● **A run of records**
------------------------------
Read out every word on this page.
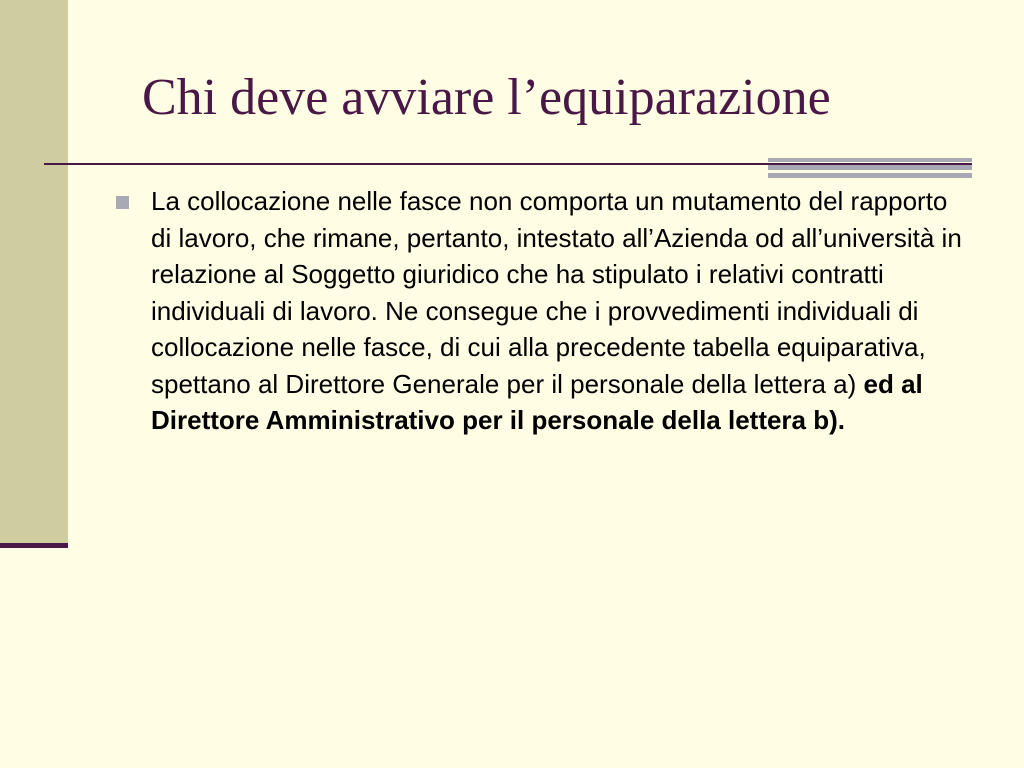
Chi deve avviare l’equiparazione
La collocazione nelle fasce non comporta un mutamento del rapporto di lavoro, che rimane, pertanto, intestato all’Azienda od all’università in relazione al Soggetto giuridico che ha stipulato i relativi contratti individuali di lavoro. Ne consegue che i provvedimenti individuali di collocazione nelle fasce, di cui alla precedente tabella equiparativa, spettano al Direttore Generale per il personale della lettera a) ed al Direttore Amministrativo per il personale della lettera b).
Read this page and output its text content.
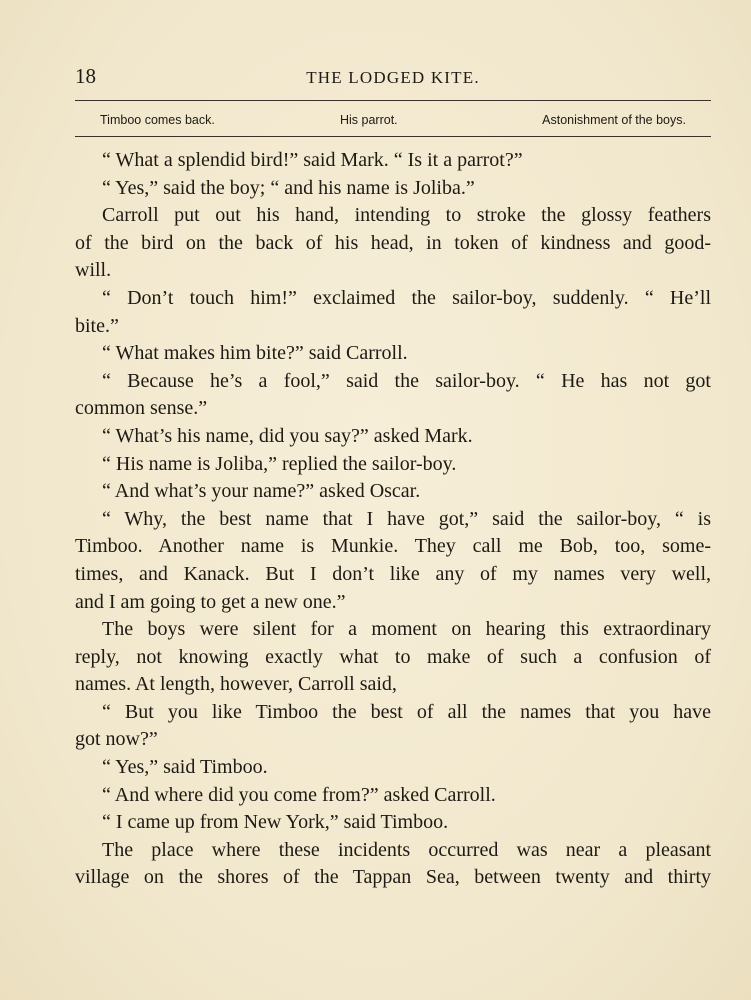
18	THE LODGED KITE.
Timboo comes back.	His parrot.	Astonishment of the boys.
“ What a splendid bird!” said Mark. “ Is it a parrot?”
“ Yes,” said the boy; “ and his name is Joliba.”
Carroll put out his hand, intending to stroke the glossy feathers
of the bird on the back of his head, in token of kindness and good-
will.
“ Don’t touch him!” exclaimed the sailor-boy, suddenly. “ He’ll
bite.”
“ What makes him bite?” said Carroll.
“ Because he’s a fool,” said the sailor-boy. “ He has not got
common sense.”
“ What’s his name, did you say?” asked Mark.
“ His name is Joliba,” replied the sailor-boy.
“ And what’s your name?” asked Oscar.
“ Why, the best name that I have got,” said the sailor-boy, “ is
Timboo. Another name is Munkie. They call me Bob, too, some-
times, and Kanack. But I don’t like any of my names very well,
and I am going to get a new one.”
The boys were silent for a moment on hearing this extraordinary
reply, not knowing exactly what to make of such a confusion of
names. At length, however, Carroll said,
“ But you like Timboo the best of all the names that you have
got now?”
“ Yes,” said Timboo.
“ And where did you come from?” asked Carroll.
“ I came up from New York,” said Timboo.
The place where these incidents occurred was near a pleasant
village on the shores of the Tappan Sea, between twenty and thirty
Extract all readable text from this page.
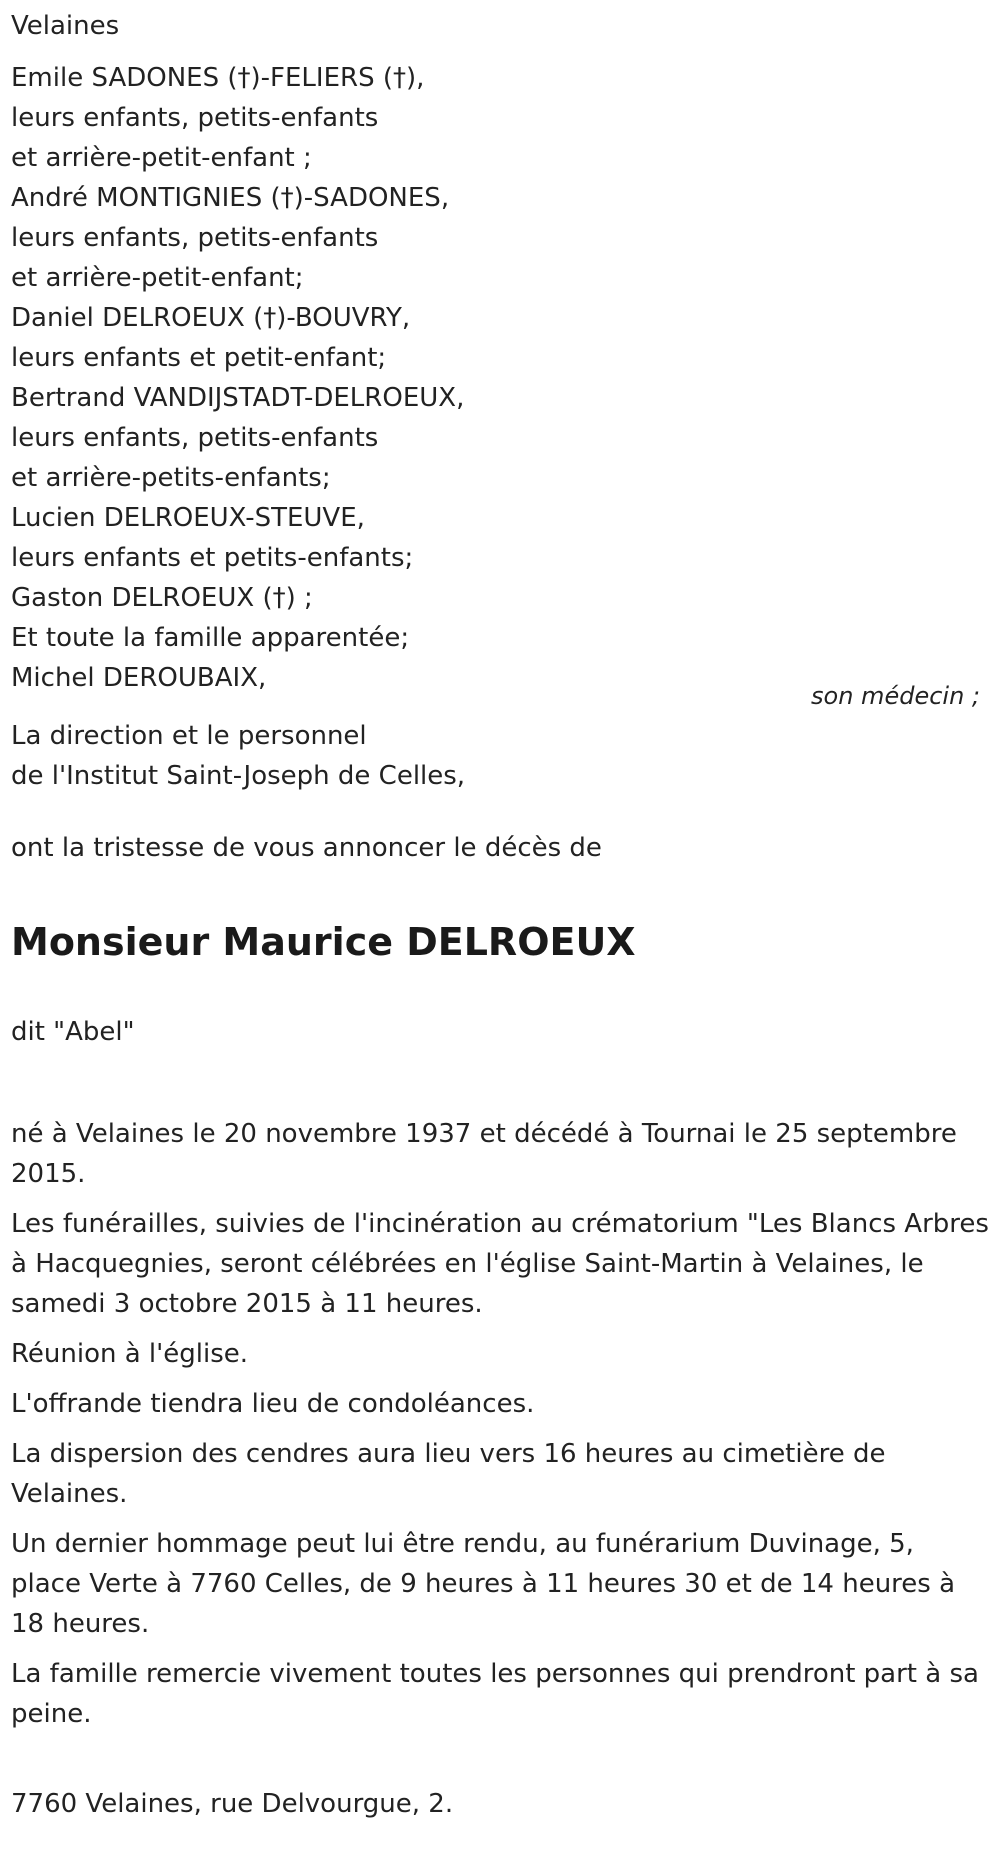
Velaines

Emile SADONES (†)-FELIERS (†),

leurs enfants, petits-enfants

et arrière-petit-enfant ;

André MONTIGNIES (†)-SADONES,

leurs enfants, petits-enfants

et arrière-petit-enfant;

Daniel DELROEUX (†)-BOUVRY,

leurs enfants et petit-enfant;

Bertrand VANDIJSTADT-DELROEUX,

leurs enfants, petits-enfants

et arrière-petits-enfants;

Lucien DELROEUX-STEUVE,

leurs enfants et petits-enfants;

Gaston DELROEUX (†) ;

Et toute la famille apparentée;

Michel DEROUBAIX,

La direction et le personnel

de l'Institut Saint-Joseph de Celles,

ont la tristesse de vous annoncer le décès de

Monsieur Maurice DELROEUX

dit "Abel"

né à Velaines le 20 novembre 1937 et décédé à Tournai le 25 septembre 2015.

Les funérailles, suivies de l'incinération au crématorium "Les Blancs Arbres à Hacquegnies, seront célébrées en l'église Saint-Martin à Velaines, le samedi 3 octobre 2015 à 11 heures.

Réunion à l'église.

L'offrande tiendra lieu de condoléances.

La dispersion des cendres aura lieu vers 16 heures au cimetière de Velaines.

Un dernier hommage peut lui être rendu, au funérarium Duvinage, 5, place Verte à 7760 Celles, de 9 heures à 11 heures 30 et de 14 heures à 18 heures.

La famille remercie vivement toutes les personnes qui prendront part à sa peine.

7760 Velaines, rue Delvourgue, 2.

son médecin ;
------------------------------
● **What you need to do**
Copy out all the entries exactly. Images stay out of the copy.

● **Problem solution**
Read out every word on this page.
Chi deve avviare l’equiparazione
La collocazione nelle fasce non comporta un mutamento del rapporto di lavoro, che rimane, pertanto, intestato all’Azienda od all’università in relazione al Soggetto giuridico che ha stipulato i relativi contratti individuali di lavoro. Ne consegue che i provvedimenti individuali di collocazione nelle fasce, di cui alla precedente tabella equiparativa, spettano al Direttore Generale per il personale della lettera a) ed al Direttore Amministrativo per il personale della lettera b).
Read this page and output its text content.
18	THE LODGED KITE.
Timboo comes back.	His parrot.	Astonishment of the boys.
“ What a splendid bird!” said Mark. “ Is it a parrot?”
“ Yes,” said the boy; “ and his name is Joliba.”
Carroll put out his hand, intending to stroke the glossy feathers
of the bird on the back of his head, in token of kindness and good-
will.
“ Don’t touch him!” exclaimed the sailor-boy, suddenly. “ He’ll
bite.”
“ What makes him bite?” said Carroll.
“ Because he’s a fool,” said the sailor-boy. “ He has not got
common sense.”
“ What’s his name, did you say?” asked Mark.
“ His name is Joliba,” replied the sailor-boy.
“ And what’s your name?” asked Oscar.
“ Why, the best name that I have got,” said the sailor-boy, “ is
Timboo. Another name is Munkie. They call me Bob, too, some-
times, and Kanack. But I don’t like any of my names very well,
and I am going to get a new one.”
The boys were silent for a moment on hearing this extraordinary
reply, not knowing exactly what to make of such a confusion of
names. At length, however, Carroll said,
“ But you like Timboo the best of all the names that you have
got now?”
“ Yes,” said Timboo.
“ And where did you come from?” asked Carroll.
“ I came up from New York,” said Timboo.
The place where these incidents occurred was near a pleasant
village on the shores of the Tappan Sea, between twenty and thirty
Extract all readable text from this page.
Velaines

Emile SADONES (†)-FELIERS (†),

leurs enfants, petits-enfants

et arrière-petit-enfant ;

André MONTIGNIES (†)-SADONES,

leurs enfants, petits-enfants

et arrière-petit-enfant;

Daniel DELROEUX (†)-BOUVRY,

leurs enfants et petit-enfant;

Bertrand VANDIJSTADT-DELROEUX,

leurs enfants, petits-enfants

et arrière-petits-enfants;

Lucien DELROEUX-STEUVE,

leurs enfants et petits-enfants;

Gaston DELROEUX (†) ;

Et toute la famille apparentée;

Michel DEROUBAIX,

La direction et le personnel

de l'Institut Saint-Joseph de Celles,

ont la tristesse de vous annoncer le décès de

Monsieur Maurice DELROEUX

dit "Abel"

né à Velaines le 20 novembre 1937 et décédé à Tournai le 25 septembre 2015.

Les funérailles, suivies de l'incinération au crématorium "Les Blancs Arbres à Hacquegnies, seront célébrées en l'église Saint-Martin à Velaines, le samedi 3 octobre 2015 à 11 heures.

Réunion à l'église.

L'offrande tiendra lieu de condoléances.

La dispersion des cendres aura lieu vers 16 heures au cimetière de Velaines.

Un dernier hommage peut lui être rendu, au funérarium Duvinage, 5, place Verte à 7760 Celles, de 9 heures à 11 heures 30 et de 14 heures à 18 heures.

La famille remercie vivement toutes les personnes qui prendront part à sa peine.

7760 Velaines, rue Delvourgue, 2.

son médecin ;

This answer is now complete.